**Problem requirements:**
Wherever "Ecoulement" appears in a line, list that line.

**Provided records:**
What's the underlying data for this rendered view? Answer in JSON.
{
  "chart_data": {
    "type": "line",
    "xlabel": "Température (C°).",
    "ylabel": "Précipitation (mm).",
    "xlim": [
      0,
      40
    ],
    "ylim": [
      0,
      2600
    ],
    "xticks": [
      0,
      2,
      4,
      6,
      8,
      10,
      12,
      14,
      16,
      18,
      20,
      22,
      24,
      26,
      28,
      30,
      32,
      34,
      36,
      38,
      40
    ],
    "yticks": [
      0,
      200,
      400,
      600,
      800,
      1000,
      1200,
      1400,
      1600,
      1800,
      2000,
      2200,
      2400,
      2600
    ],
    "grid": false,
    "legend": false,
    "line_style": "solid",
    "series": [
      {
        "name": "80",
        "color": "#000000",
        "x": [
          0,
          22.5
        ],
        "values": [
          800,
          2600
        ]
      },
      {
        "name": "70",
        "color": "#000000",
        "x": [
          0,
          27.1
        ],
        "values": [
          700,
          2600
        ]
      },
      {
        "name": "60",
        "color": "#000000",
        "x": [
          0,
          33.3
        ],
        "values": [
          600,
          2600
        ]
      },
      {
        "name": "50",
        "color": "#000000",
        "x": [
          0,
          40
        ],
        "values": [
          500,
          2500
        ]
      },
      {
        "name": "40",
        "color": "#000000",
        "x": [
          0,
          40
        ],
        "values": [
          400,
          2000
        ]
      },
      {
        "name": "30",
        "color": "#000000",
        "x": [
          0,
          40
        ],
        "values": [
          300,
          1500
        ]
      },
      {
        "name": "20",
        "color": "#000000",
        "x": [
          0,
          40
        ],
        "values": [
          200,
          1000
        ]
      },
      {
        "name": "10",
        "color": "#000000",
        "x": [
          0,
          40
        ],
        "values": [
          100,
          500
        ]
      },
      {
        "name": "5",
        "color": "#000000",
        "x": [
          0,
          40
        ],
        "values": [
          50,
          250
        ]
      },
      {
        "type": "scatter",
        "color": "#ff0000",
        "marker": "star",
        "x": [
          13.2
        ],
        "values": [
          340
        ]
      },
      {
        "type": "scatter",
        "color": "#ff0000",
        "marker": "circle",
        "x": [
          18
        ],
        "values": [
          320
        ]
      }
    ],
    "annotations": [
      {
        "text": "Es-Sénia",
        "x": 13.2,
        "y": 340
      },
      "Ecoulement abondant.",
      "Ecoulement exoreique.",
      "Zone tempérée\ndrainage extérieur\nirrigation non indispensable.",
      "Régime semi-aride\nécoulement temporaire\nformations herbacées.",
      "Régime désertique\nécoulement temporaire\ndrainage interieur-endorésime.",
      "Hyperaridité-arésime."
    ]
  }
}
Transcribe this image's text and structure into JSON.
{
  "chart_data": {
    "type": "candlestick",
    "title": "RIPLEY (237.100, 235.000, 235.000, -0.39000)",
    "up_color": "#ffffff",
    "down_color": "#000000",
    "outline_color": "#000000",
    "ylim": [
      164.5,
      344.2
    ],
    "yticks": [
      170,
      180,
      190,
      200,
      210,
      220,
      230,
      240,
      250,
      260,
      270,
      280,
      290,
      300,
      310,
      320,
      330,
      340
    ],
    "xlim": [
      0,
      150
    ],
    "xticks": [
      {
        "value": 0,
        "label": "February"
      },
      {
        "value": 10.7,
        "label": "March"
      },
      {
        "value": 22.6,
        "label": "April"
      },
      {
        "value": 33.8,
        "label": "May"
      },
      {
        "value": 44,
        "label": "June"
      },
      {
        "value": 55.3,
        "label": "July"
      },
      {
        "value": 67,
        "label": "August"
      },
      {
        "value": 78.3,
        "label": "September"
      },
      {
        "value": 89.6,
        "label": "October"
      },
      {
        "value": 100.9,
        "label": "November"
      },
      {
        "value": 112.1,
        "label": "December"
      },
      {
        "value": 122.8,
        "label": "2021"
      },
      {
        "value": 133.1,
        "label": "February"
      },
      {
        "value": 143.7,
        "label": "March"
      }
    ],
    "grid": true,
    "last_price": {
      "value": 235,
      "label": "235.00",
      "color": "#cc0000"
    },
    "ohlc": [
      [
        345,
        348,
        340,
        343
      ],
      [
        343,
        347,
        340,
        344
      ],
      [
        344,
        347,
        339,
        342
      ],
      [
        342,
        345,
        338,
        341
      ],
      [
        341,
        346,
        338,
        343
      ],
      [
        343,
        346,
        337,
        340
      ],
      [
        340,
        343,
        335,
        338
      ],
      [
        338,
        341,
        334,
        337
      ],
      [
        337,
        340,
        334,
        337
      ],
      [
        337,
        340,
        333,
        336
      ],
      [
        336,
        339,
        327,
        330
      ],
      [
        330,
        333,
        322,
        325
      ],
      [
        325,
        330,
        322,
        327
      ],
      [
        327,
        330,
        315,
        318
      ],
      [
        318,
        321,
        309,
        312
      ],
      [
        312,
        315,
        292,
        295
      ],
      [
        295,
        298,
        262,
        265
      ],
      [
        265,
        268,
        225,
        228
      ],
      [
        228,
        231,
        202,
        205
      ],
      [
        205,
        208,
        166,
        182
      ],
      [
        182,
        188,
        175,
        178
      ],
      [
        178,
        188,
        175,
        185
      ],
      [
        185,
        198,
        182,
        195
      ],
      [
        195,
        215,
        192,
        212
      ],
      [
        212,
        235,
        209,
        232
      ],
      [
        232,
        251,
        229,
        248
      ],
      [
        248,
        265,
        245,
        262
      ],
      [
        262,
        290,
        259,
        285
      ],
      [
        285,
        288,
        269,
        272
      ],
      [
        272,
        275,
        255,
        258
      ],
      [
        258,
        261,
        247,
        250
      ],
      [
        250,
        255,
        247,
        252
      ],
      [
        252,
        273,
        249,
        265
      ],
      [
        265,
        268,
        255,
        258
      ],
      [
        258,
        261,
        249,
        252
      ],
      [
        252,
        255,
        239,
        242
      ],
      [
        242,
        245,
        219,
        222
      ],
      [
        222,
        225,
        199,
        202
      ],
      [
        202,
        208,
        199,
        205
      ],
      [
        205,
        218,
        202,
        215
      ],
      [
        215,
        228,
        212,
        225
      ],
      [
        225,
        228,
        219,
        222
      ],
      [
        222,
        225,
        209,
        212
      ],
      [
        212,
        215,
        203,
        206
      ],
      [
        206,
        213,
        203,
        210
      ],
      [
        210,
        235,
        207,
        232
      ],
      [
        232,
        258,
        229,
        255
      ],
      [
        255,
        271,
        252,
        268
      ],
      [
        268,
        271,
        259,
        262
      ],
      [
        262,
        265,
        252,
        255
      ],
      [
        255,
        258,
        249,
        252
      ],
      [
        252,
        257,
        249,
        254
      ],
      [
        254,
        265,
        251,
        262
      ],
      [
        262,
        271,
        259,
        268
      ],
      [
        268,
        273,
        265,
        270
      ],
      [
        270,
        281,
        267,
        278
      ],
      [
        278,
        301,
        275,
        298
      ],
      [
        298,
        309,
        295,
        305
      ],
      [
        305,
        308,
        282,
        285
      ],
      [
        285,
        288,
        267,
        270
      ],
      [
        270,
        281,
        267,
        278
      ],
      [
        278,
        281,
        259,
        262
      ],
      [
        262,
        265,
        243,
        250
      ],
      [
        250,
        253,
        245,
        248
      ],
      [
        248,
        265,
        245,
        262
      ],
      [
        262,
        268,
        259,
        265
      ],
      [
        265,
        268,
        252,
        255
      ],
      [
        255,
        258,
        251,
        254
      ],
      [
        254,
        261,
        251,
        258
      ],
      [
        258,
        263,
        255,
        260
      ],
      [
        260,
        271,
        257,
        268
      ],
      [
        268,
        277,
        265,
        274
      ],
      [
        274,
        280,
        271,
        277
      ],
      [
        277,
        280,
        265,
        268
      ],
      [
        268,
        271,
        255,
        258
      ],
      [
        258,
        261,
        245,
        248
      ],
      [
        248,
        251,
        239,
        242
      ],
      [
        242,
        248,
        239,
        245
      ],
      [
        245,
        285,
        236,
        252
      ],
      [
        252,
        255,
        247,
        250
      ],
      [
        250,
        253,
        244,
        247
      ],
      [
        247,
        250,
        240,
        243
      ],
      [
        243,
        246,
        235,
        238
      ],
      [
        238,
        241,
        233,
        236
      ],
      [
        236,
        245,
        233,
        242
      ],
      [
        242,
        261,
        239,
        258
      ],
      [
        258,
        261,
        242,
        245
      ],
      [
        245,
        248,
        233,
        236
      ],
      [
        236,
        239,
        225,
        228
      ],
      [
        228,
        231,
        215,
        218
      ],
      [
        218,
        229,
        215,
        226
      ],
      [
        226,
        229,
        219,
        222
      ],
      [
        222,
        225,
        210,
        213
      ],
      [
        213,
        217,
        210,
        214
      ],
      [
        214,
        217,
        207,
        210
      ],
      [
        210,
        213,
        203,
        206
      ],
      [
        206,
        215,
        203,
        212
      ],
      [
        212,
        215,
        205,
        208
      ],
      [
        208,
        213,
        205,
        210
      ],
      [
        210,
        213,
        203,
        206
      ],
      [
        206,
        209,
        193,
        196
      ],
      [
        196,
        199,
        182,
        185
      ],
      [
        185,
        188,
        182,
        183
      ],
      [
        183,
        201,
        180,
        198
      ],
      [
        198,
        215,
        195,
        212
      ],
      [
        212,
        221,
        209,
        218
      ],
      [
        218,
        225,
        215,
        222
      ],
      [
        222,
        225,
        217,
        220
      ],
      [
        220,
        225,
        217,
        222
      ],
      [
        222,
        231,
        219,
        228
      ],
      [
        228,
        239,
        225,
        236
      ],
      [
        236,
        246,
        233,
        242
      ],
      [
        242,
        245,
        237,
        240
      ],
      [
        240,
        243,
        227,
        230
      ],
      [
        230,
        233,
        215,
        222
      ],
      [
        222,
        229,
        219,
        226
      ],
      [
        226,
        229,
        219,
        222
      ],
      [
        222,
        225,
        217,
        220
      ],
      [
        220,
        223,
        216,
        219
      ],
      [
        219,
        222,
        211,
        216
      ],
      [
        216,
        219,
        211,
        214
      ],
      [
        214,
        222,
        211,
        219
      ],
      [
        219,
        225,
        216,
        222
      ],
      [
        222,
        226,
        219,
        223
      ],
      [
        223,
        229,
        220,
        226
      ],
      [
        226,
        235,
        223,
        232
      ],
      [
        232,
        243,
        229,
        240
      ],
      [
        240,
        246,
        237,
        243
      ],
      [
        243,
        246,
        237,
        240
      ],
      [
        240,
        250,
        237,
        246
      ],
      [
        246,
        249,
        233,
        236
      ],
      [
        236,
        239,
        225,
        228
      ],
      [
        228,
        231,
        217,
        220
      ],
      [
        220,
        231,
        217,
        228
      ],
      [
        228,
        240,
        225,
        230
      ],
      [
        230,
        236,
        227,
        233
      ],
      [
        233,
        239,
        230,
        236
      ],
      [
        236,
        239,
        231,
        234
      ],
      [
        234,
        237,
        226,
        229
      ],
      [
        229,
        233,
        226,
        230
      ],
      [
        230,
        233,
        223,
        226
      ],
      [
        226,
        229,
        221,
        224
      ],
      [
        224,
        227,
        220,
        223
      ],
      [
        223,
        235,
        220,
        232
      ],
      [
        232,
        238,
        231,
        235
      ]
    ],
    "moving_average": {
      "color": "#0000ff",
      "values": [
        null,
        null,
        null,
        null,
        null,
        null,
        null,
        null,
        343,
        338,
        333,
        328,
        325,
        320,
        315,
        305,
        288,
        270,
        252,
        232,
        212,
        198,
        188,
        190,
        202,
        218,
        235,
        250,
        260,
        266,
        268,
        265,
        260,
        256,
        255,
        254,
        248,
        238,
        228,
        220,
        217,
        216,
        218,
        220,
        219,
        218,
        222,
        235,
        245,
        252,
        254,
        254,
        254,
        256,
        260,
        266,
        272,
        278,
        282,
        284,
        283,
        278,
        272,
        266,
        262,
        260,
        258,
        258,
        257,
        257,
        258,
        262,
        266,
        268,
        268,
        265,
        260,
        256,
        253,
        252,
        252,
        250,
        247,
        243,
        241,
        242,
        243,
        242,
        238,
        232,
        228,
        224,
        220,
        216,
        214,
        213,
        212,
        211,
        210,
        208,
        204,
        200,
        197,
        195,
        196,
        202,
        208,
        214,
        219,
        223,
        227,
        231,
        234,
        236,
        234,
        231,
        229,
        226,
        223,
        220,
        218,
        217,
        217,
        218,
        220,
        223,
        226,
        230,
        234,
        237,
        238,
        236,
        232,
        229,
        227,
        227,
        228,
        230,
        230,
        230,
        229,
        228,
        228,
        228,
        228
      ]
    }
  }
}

**Exercise result:**
      "Ecoulement abondant.",
      "Ecoulement exoreique.",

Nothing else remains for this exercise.